DATASET —
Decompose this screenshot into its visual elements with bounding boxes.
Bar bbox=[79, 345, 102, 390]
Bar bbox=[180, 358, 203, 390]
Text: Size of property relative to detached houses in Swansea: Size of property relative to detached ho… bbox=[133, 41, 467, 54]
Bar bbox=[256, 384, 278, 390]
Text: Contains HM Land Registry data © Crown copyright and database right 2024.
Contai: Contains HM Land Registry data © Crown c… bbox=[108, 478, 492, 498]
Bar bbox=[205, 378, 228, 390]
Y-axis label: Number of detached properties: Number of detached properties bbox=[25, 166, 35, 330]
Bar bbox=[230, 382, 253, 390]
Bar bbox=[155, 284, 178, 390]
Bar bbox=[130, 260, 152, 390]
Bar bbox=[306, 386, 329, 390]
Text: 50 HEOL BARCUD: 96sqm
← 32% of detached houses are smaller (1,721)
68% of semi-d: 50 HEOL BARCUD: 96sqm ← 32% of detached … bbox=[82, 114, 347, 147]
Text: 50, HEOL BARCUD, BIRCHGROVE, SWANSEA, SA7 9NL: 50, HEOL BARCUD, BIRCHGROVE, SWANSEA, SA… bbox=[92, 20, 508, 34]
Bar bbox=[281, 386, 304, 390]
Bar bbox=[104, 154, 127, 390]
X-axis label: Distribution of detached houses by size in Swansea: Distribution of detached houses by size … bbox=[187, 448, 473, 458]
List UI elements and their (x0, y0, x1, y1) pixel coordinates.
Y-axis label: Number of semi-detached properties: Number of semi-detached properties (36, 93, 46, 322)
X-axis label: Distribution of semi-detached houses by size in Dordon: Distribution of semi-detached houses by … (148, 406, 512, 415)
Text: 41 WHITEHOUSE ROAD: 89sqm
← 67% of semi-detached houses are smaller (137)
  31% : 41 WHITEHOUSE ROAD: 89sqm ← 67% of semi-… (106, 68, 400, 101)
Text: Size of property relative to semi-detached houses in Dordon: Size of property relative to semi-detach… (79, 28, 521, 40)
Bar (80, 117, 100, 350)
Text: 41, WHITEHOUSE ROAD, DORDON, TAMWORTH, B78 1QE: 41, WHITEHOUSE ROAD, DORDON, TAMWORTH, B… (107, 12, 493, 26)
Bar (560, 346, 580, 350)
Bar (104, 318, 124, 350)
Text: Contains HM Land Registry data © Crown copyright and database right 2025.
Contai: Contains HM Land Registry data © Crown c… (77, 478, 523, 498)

GIVEN EXERCISE —
Gather every line of the data above that contains the string "ROAD". Case matters.

TASK RESULT —
Text: 41 WHITEHOUSE ROAD: 89sqm
  31% : 41 WHITEHOUSE ROAD: 89sqm ← 67% of semi-… (106, 68, 400, 101)
Text: 41, WHITEHOUSE ROAD, DORDON, TAMWORTH, B78 1QE: 41, WHITEHOUSE ROAD, DORDON, TAMWORTH, B… (107, 12, 493, 26)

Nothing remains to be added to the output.